** START **
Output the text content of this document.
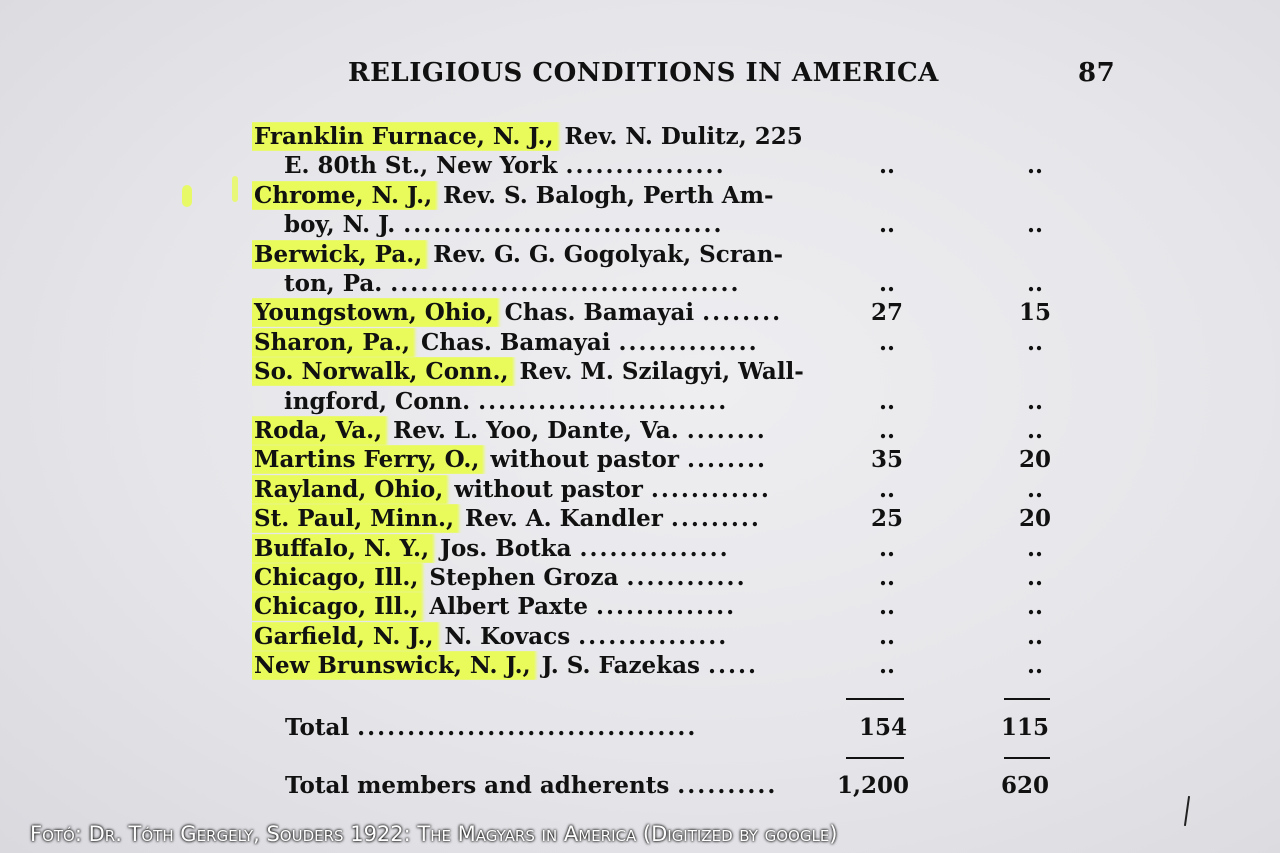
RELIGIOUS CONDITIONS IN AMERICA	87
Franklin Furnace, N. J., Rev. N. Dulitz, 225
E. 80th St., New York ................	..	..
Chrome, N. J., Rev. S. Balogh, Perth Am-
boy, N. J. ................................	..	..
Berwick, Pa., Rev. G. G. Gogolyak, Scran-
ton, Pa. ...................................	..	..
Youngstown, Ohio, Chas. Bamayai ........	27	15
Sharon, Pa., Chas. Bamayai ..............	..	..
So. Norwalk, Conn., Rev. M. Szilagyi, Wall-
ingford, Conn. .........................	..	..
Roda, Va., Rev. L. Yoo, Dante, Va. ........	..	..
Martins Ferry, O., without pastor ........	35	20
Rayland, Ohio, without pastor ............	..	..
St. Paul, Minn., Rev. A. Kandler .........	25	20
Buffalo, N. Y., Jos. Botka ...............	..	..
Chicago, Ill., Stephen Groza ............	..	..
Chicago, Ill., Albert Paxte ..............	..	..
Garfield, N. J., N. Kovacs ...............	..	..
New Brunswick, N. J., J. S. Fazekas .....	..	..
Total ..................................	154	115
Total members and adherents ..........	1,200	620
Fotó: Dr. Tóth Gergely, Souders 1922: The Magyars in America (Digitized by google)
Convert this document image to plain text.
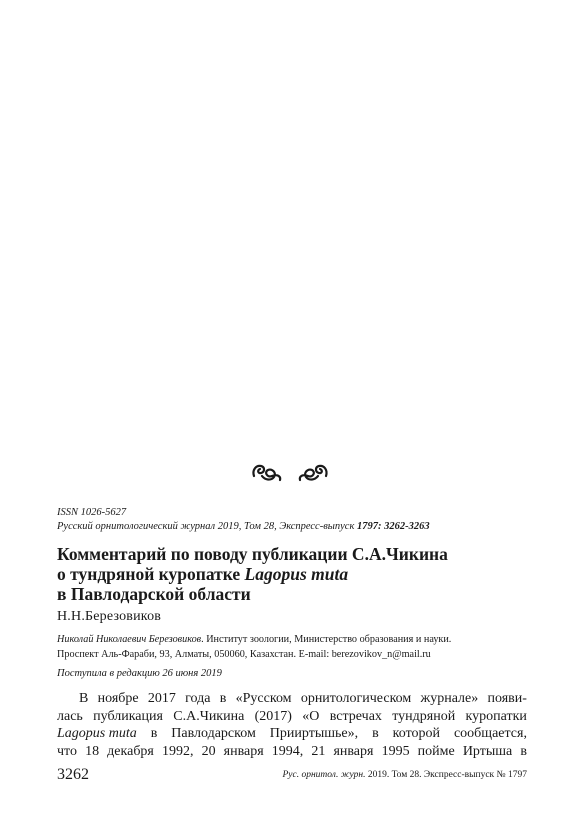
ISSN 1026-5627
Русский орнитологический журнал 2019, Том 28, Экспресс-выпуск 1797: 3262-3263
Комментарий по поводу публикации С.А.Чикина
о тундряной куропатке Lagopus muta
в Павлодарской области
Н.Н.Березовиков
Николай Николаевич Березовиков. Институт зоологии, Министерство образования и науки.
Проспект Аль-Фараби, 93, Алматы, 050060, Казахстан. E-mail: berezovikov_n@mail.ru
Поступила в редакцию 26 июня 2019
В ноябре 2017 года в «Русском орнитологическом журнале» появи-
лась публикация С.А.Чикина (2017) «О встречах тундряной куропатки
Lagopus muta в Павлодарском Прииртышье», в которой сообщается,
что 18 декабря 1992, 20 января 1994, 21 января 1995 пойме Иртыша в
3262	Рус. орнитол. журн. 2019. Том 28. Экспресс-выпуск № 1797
** END **
Without the pictures, restate each entry exactly.

Output the text content of this document.
RELIGIOUS CONDITIONS IN AMERICA	87
Franklin Furnace, N. J., Rev. N. Dulitz, 225
E. 80th St., New York ................	..	..
Chrome, N. J., Rev. S. Balogh, Perth Am-
boy, N. J. ................................	..	..
Berwick, Pa., Rev. G. G. Gogolyak, Scran-
ton, Pa. ...................................	..	..
Youngstown, Ohio, Chas. Bamayai ........	27	15
Sharon, Pa., Chas. Bamayai ..............	..	..
So. Norwalk, Conn., Rev. M. Szilagyi, Wall-
ingford, Conn. .........................	..	..
Roda, Va., Rev. L. Yoo, Dante, Va. ........	..	..
Martins Ferry, O., without pastor ........	35	20
Rayland, Ohio, without pastor ............	..	..
St. Paul, Minn., Rev. A. Kandler .........	25	20
Buffalo, N. Y., Jos. Botka ...............	..	..
Chicago, Ill., Stephen Groza ............	..	..
Chicago, Ill., Albert Paxte ..............	..	..
Garfield, N. J., N. Kovacs ...............	..	..
New Brunswick, N. J., J. S. Fazekas .....	..	..
Total ..................................	154	115
Total members and adherents ..........	1,200	620
Fotó: Dr. Tóth Gergely, Souders 1922: The Magyars in America (Digitized by google)
Convert this document image to plain text.
ISSN 1026-5627
Русский орнитологический журнал 2019, Том 28, Экспресс-выпуск 1797: 3262-3263
Комментарий по поводу публикации С.А.Чикина
о тундряной куропатке Lagopus muta
в Павлодарской области
Н.Н.Березовиков
Николай Николаевич Березовиков. Институт зоологии, Министерство образования и науки.
Проспект Аль-Фараби, 93, Алматы, 050060, Казахстан. E-mail: berezovikov_n@mail.ru
Поступила в редакцию 26 июня 2019
В ноябре 2017 года в «Русском орнитологическом журнале» появи-
лась публикация С.А.Чикина (2017) «О встречах тундряной куропатки
Lagopus muta в Павлодарском Прииртышье», в которой сообщается,
что 18 декабря 1992, 20 января 1994, 21 января 1995 пойме Иртыша в
3262	Рус. орнитол. журн. 2019. Том 28. Экспресс-выпуск № 1797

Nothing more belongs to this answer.